• Required work: Look through the listing and locate every line containing the word "screenshot"; copy those lines.

(Dataset listings of figures)
○ ○ ○ ○
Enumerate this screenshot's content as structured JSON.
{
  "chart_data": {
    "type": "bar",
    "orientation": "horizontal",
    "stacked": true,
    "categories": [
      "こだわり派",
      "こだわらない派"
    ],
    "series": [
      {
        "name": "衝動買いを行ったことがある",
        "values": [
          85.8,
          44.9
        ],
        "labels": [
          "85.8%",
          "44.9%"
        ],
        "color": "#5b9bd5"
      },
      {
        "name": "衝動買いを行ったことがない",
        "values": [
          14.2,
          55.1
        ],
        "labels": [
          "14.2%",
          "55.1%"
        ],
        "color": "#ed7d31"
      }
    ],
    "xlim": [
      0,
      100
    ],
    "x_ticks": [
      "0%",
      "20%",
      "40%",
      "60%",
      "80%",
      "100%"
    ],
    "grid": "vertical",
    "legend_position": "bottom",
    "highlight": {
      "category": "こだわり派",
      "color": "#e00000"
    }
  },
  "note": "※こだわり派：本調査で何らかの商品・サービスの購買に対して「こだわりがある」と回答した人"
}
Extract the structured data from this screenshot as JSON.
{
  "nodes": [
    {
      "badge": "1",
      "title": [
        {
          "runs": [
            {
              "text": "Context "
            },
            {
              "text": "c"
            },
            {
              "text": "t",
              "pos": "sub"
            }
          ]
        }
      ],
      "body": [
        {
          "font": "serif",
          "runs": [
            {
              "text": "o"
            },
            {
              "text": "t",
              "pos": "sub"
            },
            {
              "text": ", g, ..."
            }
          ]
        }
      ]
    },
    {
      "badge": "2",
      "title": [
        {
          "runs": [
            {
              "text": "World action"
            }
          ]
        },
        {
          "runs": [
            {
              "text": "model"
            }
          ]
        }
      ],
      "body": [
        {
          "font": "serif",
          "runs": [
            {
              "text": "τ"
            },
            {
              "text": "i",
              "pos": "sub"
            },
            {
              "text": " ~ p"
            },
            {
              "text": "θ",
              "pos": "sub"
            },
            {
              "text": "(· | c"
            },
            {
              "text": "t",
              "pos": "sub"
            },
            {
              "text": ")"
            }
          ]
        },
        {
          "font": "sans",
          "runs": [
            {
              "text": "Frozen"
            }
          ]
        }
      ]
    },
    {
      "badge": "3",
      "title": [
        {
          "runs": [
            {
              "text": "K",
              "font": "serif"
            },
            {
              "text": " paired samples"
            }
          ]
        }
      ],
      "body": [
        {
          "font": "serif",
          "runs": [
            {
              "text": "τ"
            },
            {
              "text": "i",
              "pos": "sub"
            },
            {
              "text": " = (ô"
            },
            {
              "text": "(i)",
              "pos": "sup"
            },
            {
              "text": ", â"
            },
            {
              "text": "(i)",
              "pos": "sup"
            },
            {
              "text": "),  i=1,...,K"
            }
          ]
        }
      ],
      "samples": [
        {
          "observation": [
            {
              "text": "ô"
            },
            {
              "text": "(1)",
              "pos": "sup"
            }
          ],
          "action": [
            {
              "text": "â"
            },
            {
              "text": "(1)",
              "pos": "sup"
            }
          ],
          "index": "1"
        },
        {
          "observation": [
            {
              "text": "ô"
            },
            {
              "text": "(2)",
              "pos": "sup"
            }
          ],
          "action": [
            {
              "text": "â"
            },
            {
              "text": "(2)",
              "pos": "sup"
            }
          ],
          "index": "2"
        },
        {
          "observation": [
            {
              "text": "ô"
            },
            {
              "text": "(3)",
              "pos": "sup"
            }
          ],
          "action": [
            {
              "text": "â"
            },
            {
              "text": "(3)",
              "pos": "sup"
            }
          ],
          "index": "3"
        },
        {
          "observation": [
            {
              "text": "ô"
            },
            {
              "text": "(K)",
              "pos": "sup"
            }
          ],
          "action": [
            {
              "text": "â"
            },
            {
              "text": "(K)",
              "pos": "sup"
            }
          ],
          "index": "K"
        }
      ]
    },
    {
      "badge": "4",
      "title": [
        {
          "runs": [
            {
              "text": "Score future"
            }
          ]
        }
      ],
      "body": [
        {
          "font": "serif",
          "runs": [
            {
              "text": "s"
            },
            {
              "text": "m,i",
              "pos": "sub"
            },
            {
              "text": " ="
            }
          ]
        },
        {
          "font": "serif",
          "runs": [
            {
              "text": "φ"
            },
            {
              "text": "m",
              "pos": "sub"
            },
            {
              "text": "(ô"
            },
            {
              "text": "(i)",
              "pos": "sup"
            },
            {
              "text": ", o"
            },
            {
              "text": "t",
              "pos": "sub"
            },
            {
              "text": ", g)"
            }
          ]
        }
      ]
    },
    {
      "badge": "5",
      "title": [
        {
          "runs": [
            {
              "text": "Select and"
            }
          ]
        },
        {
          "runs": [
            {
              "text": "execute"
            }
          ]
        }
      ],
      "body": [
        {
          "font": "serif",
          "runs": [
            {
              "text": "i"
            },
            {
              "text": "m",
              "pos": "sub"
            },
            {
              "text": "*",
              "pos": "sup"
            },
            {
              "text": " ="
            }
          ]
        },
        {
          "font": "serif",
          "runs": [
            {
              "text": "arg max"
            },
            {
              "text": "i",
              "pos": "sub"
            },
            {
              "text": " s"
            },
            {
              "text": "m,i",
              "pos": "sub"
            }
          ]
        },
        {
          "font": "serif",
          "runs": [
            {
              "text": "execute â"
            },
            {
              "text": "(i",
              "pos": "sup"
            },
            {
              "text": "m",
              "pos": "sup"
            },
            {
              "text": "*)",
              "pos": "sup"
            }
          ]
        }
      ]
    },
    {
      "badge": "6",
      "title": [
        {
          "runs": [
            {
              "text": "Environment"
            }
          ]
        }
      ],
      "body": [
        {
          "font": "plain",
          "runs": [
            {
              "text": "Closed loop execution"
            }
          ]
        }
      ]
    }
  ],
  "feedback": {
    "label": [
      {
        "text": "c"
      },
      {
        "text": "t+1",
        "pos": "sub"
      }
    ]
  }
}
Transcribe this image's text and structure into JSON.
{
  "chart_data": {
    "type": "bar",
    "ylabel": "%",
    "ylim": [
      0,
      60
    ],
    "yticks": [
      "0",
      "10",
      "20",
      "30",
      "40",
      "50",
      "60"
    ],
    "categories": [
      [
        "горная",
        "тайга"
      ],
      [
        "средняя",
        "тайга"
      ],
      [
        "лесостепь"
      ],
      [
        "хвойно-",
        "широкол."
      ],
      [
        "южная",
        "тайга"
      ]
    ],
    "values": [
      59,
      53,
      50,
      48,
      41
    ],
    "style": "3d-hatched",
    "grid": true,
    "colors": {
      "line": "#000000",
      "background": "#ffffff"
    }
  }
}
○ ○ ○ ○
• Answer to this exercise:
Enumerate this screenshot's content as structured JSON.
Extract the structured data from this screenshot as JSON.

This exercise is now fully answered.